6.8 Following expiry of this AGREEMENT, IBM agrees to consider in good
faith any request by Level 8 to extend this AGREEMENT for a further period.
7. MODIFICATIONS, ENHANCEMENTS AND SUPPORT
7.1 During the term of this AGREEMENT IBM may, at it's sole discretion,
offer to Level 8 MAINTENANCE MODIFICATIONS, ENHANCEMENTS and new GA levels to
the LICENSED WORKS subject to section 10.5 below. Should Level 8 accept such
an offer, this will be recorded as an update to this AGREEMENT and will be
subject to the terms and conditions of this AGREEMENT.
7.2 IBM shall have no installation, warranty or maintenance
responsibilities for any PRODUCTS.
7.3 IBM shall provide defect support to Xxxxx 0 for the LICENSED CODE
during the term of this AGREEMENT insofar that the defects are reproducible
on IBM's MQSeries for NT Client product.
7.4 Level 8 agrees to provide IBM with evaluation copies of PRODUCT for
support purposes upon written request by the IBM co-ordinator to the Level 8
co-ordinator.

> **DATA ENTRIES**:
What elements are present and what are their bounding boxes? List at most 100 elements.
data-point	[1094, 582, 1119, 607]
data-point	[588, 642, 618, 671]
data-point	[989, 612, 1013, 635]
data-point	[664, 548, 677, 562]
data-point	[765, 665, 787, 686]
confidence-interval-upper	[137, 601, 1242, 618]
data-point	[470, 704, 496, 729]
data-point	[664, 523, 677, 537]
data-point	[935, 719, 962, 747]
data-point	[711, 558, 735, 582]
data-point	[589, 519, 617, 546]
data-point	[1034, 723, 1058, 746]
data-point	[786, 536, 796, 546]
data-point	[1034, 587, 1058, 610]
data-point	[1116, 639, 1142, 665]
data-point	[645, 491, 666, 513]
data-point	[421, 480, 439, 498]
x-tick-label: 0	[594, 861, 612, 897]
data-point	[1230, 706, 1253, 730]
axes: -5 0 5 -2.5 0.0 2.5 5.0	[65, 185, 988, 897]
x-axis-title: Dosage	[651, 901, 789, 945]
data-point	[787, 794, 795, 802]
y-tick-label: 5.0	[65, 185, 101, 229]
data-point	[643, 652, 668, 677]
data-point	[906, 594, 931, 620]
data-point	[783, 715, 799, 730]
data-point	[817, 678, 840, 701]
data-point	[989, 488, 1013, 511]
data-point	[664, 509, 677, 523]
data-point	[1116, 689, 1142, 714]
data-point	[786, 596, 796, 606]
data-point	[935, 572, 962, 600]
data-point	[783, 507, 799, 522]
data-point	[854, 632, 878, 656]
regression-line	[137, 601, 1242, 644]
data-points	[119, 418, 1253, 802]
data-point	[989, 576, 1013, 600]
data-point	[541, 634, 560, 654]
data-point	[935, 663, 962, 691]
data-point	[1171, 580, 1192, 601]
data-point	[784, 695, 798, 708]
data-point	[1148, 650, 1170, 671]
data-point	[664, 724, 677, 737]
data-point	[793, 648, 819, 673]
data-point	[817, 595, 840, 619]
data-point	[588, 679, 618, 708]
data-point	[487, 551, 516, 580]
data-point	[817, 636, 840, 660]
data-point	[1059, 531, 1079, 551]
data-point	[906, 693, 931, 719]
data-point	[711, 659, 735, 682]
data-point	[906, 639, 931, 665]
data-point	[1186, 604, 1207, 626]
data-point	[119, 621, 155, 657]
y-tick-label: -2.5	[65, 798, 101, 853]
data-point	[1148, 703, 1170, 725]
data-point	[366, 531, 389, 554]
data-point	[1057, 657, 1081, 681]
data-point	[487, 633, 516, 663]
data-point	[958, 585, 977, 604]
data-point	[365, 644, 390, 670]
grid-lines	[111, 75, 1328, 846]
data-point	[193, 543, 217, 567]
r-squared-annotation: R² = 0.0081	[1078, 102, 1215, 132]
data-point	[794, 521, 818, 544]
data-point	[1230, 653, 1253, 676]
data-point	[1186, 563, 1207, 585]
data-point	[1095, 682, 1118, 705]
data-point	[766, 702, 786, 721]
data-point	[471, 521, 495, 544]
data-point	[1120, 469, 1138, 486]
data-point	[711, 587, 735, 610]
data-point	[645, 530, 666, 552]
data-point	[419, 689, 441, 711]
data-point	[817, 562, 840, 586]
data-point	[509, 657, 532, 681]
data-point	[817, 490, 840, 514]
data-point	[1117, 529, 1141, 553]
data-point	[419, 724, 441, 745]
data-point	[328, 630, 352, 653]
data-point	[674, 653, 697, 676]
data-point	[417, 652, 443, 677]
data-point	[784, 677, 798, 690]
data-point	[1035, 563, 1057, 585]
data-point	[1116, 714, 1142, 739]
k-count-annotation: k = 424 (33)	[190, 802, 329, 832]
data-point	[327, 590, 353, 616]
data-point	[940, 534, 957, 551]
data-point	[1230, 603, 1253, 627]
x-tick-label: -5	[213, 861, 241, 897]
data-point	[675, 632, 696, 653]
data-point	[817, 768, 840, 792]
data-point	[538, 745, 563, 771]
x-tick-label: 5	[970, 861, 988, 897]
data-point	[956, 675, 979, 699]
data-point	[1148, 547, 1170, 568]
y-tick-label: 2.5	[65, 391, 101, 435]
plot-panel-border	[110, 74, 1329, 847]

> **AIM OF THE EXERCISE**:
Rewrite clause 7.1 of the agreement excerpt above, the paragraph beginning "During the term of this AGREEMENT IBM may", as a short bulleted list that keeps its main facts.

> **FINAL RESULT**:
- During the agreement's term, IBM may, at its sole discretion, offer Level 8 maintenance modifications, enhancements and new GA levels of the licensed works.
- Any such offer is subject to section 10.5.
- If Level 8 accepts, the offer is recorded as an update to the agreement.
- The update is then governed by the agreement's terms and conditions.